** start DATA LISTING **

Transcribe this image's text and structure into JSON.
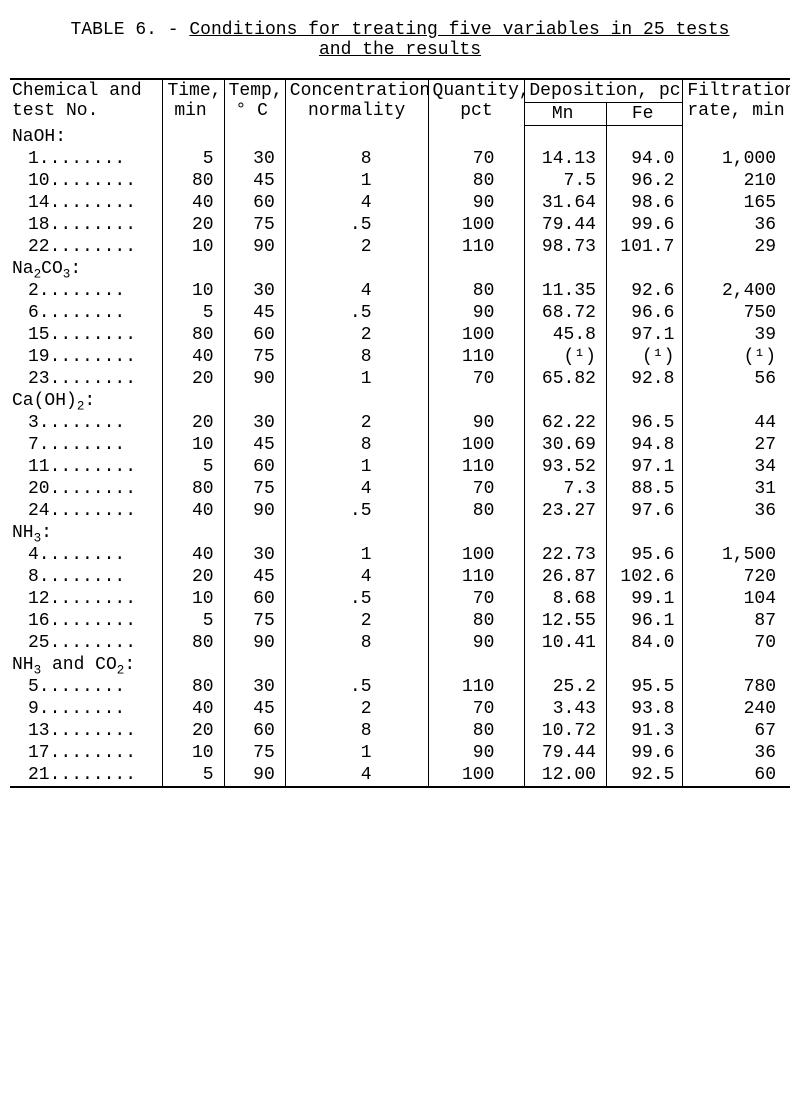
{
  "title": {
    "prefix": "TABLE 6. - ",
    "line1_underlined": "Conditions for treating five variables in 25 tests",
    "line2_underlined": "and the results"
  },
  "table": {
    "headers": {
      "chem1": "Chemical and",
      "chem2": "test No.",
      "time1": "Time,",
      "time2": "min",
      "temp1": "Temp,",
      "temp2": "° C",
      "conc1": "Concentration,",
      "conc2": "normality",
      "qty1": "Quantity,",
      "qty2": "pct",
      "dep": "Deposition, pct",
      "mn": "Mn",
      "fe": "Fe",
      "filt1": "Filtration",
      "filt2": "rate, min"
    },
    "groups": [
      {
        "label_html": "NaOH:",
        "rows": [
          {
            "no": "1........",
            "time": "5",
            "temp": "30",
            "conc": "8",
            "qty": "70",
            "mn": "14.13",
            "fe": "94.0",
            "filt": "1,000"
          },
          {
            "no": "10........",
            "time": "80",
            "temp": "45",
            "conc": "1",
            "qty": "80",
            "mn": "7.5",
            "fe": "96.2",
            "filt": "210"
          },
          {
            "no": "14........",
            "time": "40",
            "temp": "60",
            "conc": "4",
            "qty": "90",
            "mn": "31.64",
            "fe": "98.6",
            "filt": "165"
          },
          {
            "no": "18........",
            "time": "20",
            "temp": "75",
            "conc": ".5",
            "qty": "100",
            "mn": "79.44",
            "fe": "99.6",
            "filt": "36"
          },
          {
            "no": "22........",
            "time": "10",
            "temp": "90",
            "conc": "2",
            "qty": "110",
            "mn": "98.73",
            "fe": "101.7",
            "filt": "29"
          }
        ]
      },
      {
        "label_html": "Na<sub>2</sub>CO<sub>3</sub>:",
        "rows": [
          {
            "no": "2........",
            "time": "10",
            "temp": "30",
            "conc": "4",
            "qty": "80",
            "mn": "11.35",
            "fe": "92.6",
            "filt": "2,400"
          },
          {
            "no": "6........",
            "time": "5",
            "temp": "45",
            "conc": ".5",
            "qty": "90",
            "mn": "68.72",
            "fe": "96.6",
            "filt": "750"
          },
          {
            "no": "15........",
            "time": "80",
            "temp": "60",
            "conc": "2",
            "qty": "100",
            "mn": "45.8",
            "fe": "97.1",
            "filt": "39"
          },
          {
            "no": "19........",
            "time": "40",
            "temp": "75",
            "conc": "8",
            "qty": "110",
            "mn": "(¹)",
            "fe": "(¹)",
            "filt": "(¹)"
          },
          {
            "no": "23........",
            "time": "20",
            "temp": "90",
            "conc": "1",
            "qty": "70",
            "mn": "65.82",
            "fe": "92.8",
            "filt": "56"
          }
        ]
      },
      {
        "label_html": "Ca(OH)<sub>2</sub>:",
        "rows": [
          {
            "no": "3........",
            "time": "20",
            "temp": "30",
            "conc": "2",
            "qty": "90",
            "mn": "62.22",
            "fe": "96.5",
            "filt": "44"
          },
          {
            "no": "7........",
            "time": "10",
            "temp": "45",
            "conc": "8",
            "qty": "100",
            "mn": "30.69",
            "fe": "94.8",
            "filt": "27"
          },
          {
            "no": "11........",
            "time": "5",
            "temp": "60",
            "conc": "1",
            "qty": "110",
            "mn": "93.52",
            "fe": "97.1",
            "filt": "34"
          },
          {
            "no": "20........",
            "time": "80",
            "temp": "75",
            "conc": "4",
            "qty": "70",
            "mn": "7.3",
            "fe": "88.5",
            "filt": "31"
          },
          {
            "no": "24........",
            "time": "40",
            "temp": "90",
            "conc": ".5",
            "qty": "80",
            "mn": "23.27",
            "fe": "97.6",
            "filt": "36"
          }
        ]
      },
      {
        "label_html": "NH<sub>3</sub>:",
        "rows": [
          {
            "no": "4........",
            "time": "40",
            "temp": "30",
            "conc": "1",
            "qty": "100",
            "mn": "22.73",
            "fe": "95.6",
            "filt": "1,500"
          },
          {
            "no": "8........",
            "time": "20",
            "temp": "45",
            "conc": "4",
            "qty": "110",
            "mn": "26.87",
            "fe": "102.6",
            "filt": "720"
          },
          {
            "no": "12........",
            "time": "10",
            "temp": "60",
            "conc": ".5",
            "qty": "70",
            "mn": "8.68",
            "fe": "99.1",
            "filt": "104"
          },
          {
            "no": "16........",
            "time": "5",
            "temp": "75",
            "conc": "2",
            "qty": "80",
            "mn": "12.55",
            "fe": "96.1",
            "filt": "87"
          },
          {
            "no": "25........",
            "time": "80",
            "temp": "90",
            "conc": "8",
            "qty": "90",
            "mn": "10.41",
            "fe": "84.0",
            "filt": "70"
          }
        ]
      },
      {
        "label_html": "NH<sub>3</sub> and CO<sub>2</sub>:",
        "rows": [
          {
            "no": "5........",
            "time": "80",
            "temp": "30",
            "conc": ".5",
            "qty": "110",
            "mn": "25.2",
            "fe": "95.5",
            "filt": "780"
          },
          {
            "no": "9........",
            "time": "40",
            "temp": "45",
            "conc": "2",
            "qty": "70",
            "mn": "3.43",
            "fe": "93.8",
            "filt": "240"
          },
          {
            "no": "13........",
            "time": "20",
            "temp": "60",
            "conc": "8",
            "qty": "80",
            "mn": "10.72",
            "fe": "91.3",
            "filt": "67"
          },
          {
            "no": "17........",
            "time": "10",
            "temp": "75",
            "conc": "1",
            "qty": "90",
            "mn": "79.44",
            "fe": "99.6",
            "filt": "36"
          },
          {
            "no": "21........",
            "time": "5",
            "temp": "90",
            "conc": "4",
            "qty": "100",
            "mn": "12.00",
            "fe": "92.5",
            "filt": "60"
          }
        ]
      }
    ]
  }
}
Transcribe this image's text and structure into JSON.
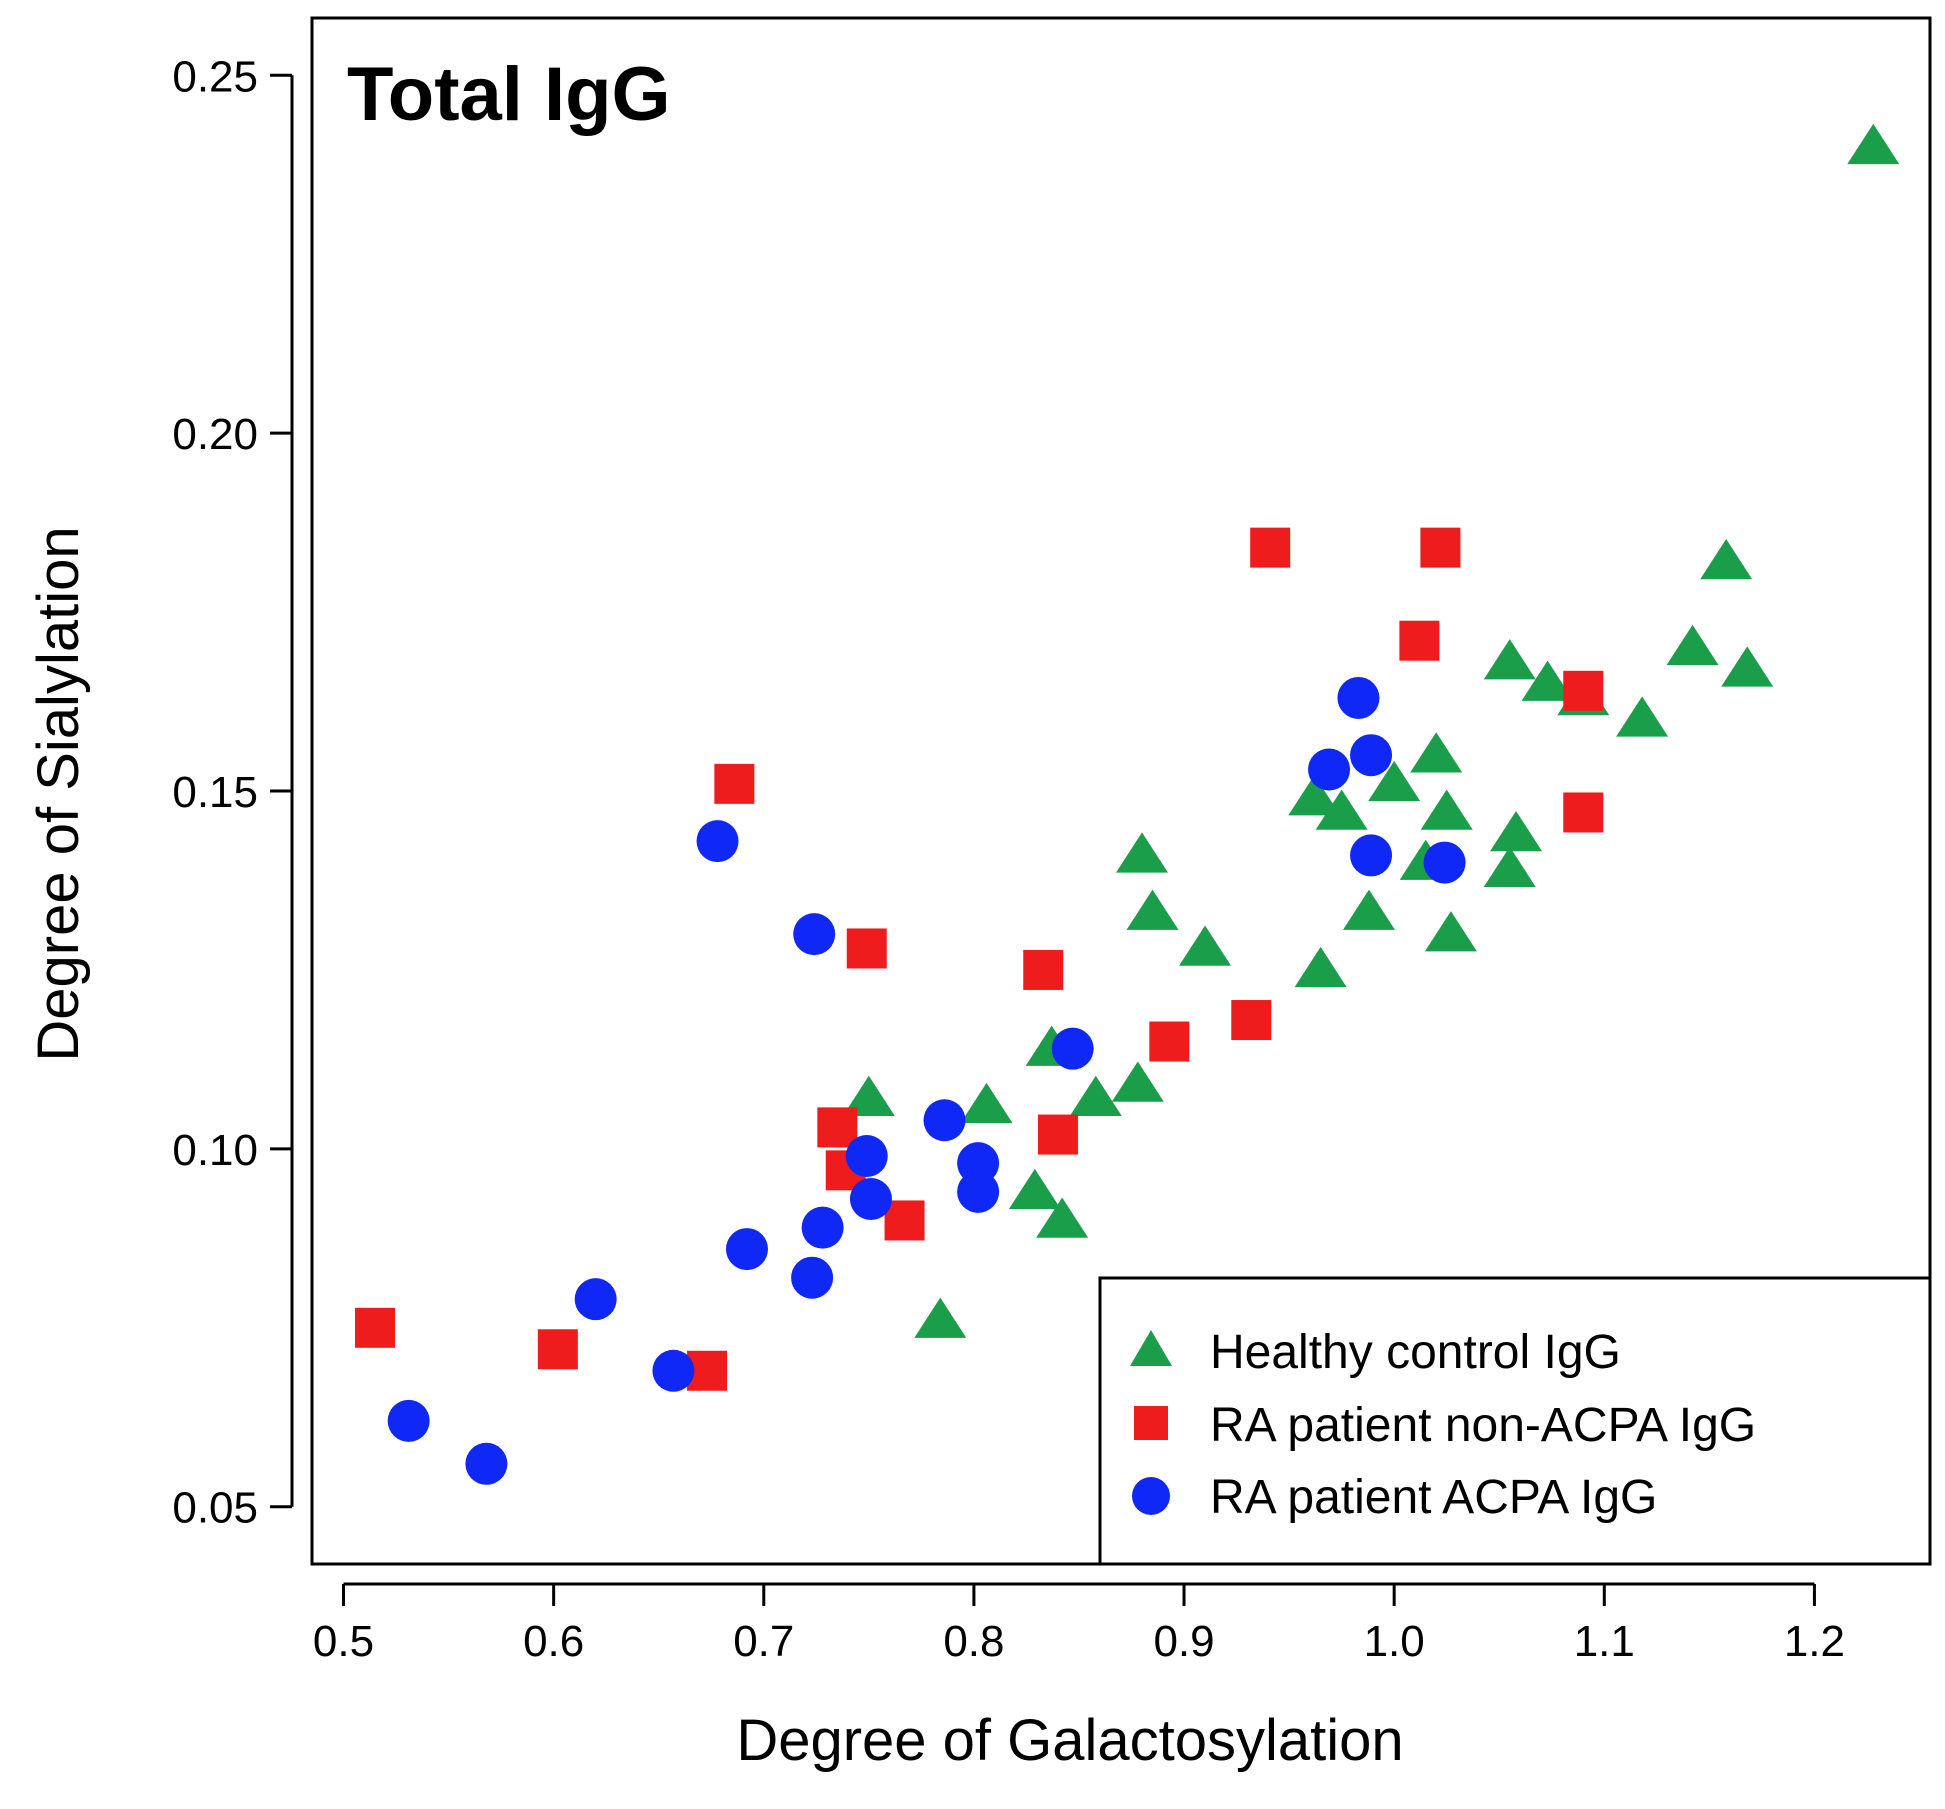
{
  "chart_data": {
    "type": "scatter",
    "title": "Total IgG",
    "xlabel": "Degree of Galactosylation",
    "ylabel": "Degree of Sialylation",
    "xlim": [
      0.485,
      1.255
    ],
    "ylim": [
      0.042,
      0.258
    ],
    "xticks": [
      0.5,
      0.6,
      0.7,
      0.8,
      0.9,
      1.0,
      1.1,
      1.2
    ],
    "xtick_labels": [
      "0.5",
      "0.6",
      "0.7",
      "0.8",
      "0.9",
      "1.0",
      "1.1",
      "1.2"
    ],
    "yticks": [
      0.05,
      0.1,
      0.15,
      0.2,
      0.25
    ],
    "ytick_labels": [
      "0.05",
      "0.10",
      "0.15",
      "0.20",
      "0.25"
    ],
    "legend_position": "bottom-right",
    "series": [
      {
        "name": "Healthy control IgG",
        "marker": "triangle",
        "color": "#1a9e4a",
        "x": [
          1.228,
          1.158,
          1.142,
          1.168,
          1.055,
          1.073,
          1.09,
          1.118,
          1.02,
          1.0,
          0.962,
          0.975,
          1.025,
          1.058,
          1.055,
          1.015,
          0.988,
          1.027,
          0.965,
          0.88,
          0.885,
          0.91,
          0.837,
          0.878,
          0.858,
          0.75,
          0.806,
          0.829,
          0.842,
          0.784
        ],
        "y": [
          0.24,
          0.182,
          0.17,
          0.167,
          0.168,
          0.165,
          0.163,
          0.16,
          0.155,
          0.151,
          0.149,
          0.147,
          0.147,
          0.144,
          0.139,
          0.14,
          0.133,
          0.13,
          0.125,
          0.141,
          0.133,
          0.128,
          0.114,
          0.109,
          0.107,
          0.107,
          0.106,
          0.094,
          0.09,
          0.076
        ]
      },
      {
        "name": "RA patient non-ACPA IgG",
        "marker": "square",
        "color": "#ee1c1c",
        "x": [
          0.941,
          1.022,
          1.012,
          1.09,
          0.686,
          1.09,
          0.749,
          0.833,
          0.932,
          0.893,
          0.735,
          0.84,
          0.739,
          0.767,
          0.515,
          0.602,
          0.673
        ],
        "y": [
          0.184,
          0.184,
          0.171,
          0.164,
          0.151,
          0.147,
          0.128,
          0.125,
          0.118,
          0.115,
          0.103,
          0.102,
          0.097,
          0.09,
          0.075,
          0.072,
          0.069
        ]
      },
      {
        "name": "RA patient ACPA IgG",
        "marker": "circle",
        "color": "#0f28f5",
        "x": [
          0.983,
          0.969,
          0.989,
          0.678,
          0.989,
          1.024,
          0.724,
          0.847,
          0.786,
          0.749,
          0.802,
          0.751,
          0.802,
          0.728,
          0.692,
          0.723,
          0.62,
          0.657,
          0.531,
          0.568
        ],
        "y": [
          0.163,
          0.153,
          0.155,
          0.143,
          0.141,
          0.14,
          0.13,
          0.114,
          0.104,
          0.099,
          0.098,
          0.093,
          0.094,
          0.089,
          0.086,
          0.082,
          0.079,
          0.069,
          0.062,
          0.056
        ]
      }
    ]
  }
}
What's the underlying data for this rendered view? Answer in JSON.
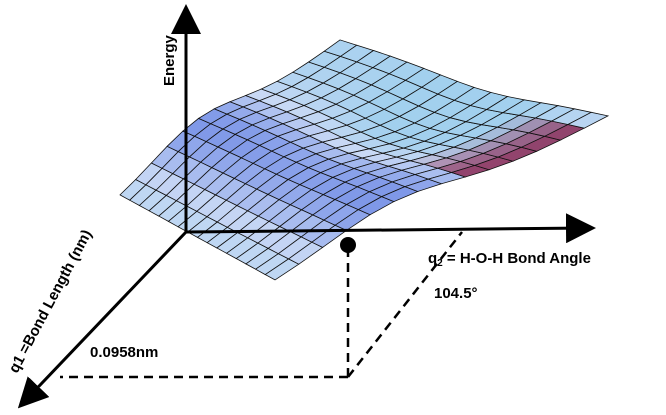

** end DATA LISTING **

Take every line above carrying "color" and return it.

RESPONSE =>
        "color": "#1a9e4a",
        "color": "#ee1c1c",
        "color": "#0f28f5",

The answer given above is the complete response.